# SUPPLIED RECORDS start
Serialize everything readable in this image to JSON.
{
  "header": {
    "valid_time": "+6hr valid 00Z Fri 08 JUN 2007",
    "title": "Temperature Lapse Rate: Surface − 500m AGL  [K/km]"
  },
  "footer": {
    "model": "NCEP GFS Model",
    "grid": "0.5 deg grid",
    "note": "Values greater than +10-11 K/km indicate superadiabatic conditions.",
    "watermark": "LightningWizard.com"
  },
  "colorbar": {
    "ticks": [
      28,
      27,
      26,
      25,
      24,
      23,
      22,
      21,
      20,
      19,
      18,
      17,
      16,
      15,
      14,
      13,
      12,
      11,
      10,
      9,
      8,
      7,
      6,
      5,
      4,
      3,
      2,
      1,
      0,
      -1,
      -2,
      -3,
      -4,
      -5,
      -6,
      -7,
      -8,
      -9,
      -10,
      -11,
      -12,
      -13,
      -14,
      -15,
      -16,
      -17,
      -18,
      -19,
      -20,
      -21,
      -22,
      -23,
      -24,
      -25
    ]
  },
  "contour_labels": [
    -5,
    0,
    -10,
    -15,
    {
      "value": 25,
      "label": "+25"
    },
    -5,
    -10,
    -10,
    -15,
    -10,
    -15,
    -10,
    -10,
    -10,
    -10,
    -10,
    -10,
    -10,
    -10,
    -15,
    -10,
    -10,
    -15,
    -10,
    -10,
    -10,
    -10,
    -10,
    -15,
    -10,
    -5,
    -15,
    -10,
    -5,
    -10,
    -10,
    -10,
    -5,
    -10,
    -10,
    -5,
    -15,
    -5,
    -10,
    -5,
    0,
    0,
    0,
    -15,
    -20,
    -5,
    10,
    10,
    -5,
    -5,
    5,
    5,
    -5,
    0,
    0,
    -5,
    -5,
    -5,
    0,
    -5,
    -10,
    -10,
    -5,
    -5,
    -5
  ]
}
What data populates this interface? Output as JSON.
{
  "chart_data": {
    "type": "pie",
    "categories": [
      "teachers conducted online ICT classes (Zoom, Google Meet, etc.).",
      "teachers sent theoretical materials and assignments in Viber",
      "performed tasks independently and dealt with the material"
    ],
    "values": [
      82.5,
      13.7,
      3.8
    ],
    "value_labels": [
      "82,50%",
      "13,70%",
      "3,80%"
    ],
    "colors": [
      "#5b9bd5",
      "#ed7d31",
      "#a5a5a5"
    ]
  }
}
# SUPPLIED RECORDS end
EXERCISE AIM ▸ Count the lines of the material that include the word "teachers", then report only the total.

TASK ANSWER ▸ 2